> **Stated exercise**:
Reproduce the records below in full and exactly, without their images.
+-------+
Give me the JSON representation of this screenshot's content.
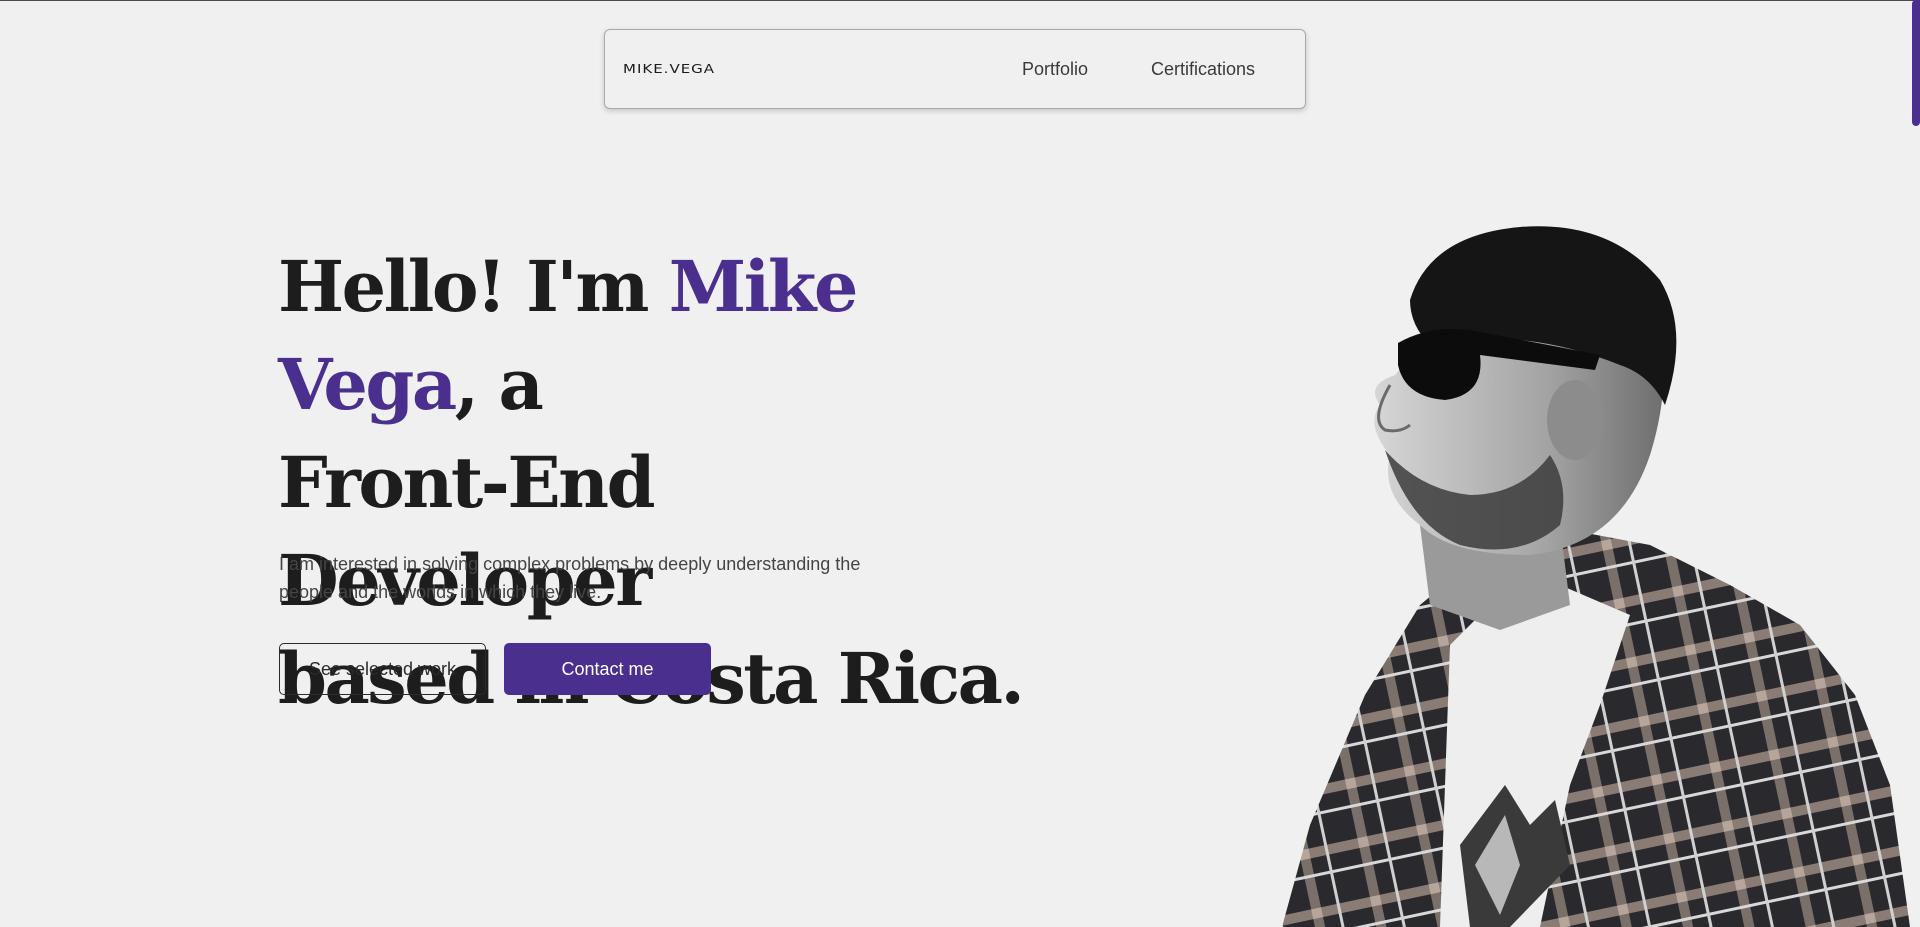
{
  "nav": {
    "logo": "MIKE.VEGA",
    "links": [
      "Portfolio",
      "Certifications"
    ]
  },
  "hero": {
    "title_pre": "Hello! I'm ",
    "title_name": "Mike Vega",
    "title_post_line1": ", a",
    "title_line2": "Front-End Developer",
    "title_line3": "based in Costa Rica.",
    "subtitle": "I am interested in solving complex problems by deeply understanding the people and the worlds in which they live.",
    "buttons": {
      "secondary": "See selected work",
      "primary": "Contact me"
    }
  },
  "colors": {
    "accent": "#4b2f8f",
    "background": "#f0f0f0",
    "text": "#1d1d1d"
  },
  "image": {
    "icon": "portrait-photo"
  }
}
+-------+
> **Solved problem**:
Give me the JSON representation of this screenshot's content.
{
  "nav": {
    "logo": "MIKE.VEGA",
    "links": [
      "Portfolio",
      "Certifications"
    ]
  },
  "hero": {
    "title_pre": "Hello! I'm ",
    "title_name": "Mike Vega",
    "title_post_line1": ", a",
    "title_line2": "Front-End Developer",
    "title_line3": "based in Costa Rica.",
    "subtitle": "I am interested in solving complex problems by deeply understanding the people and the worlds in which they live.",
    "buttons": {
      "secondary": "See selected work",
      "primary": "Contact me"
    }
  },
  "colors": {
    "accent": "#4b2f8f",
    "background": "#f0f0f0",
    "text": "#1d1d1d"
  },
  "image": {
    "icon": "portrait-photo"
  }
}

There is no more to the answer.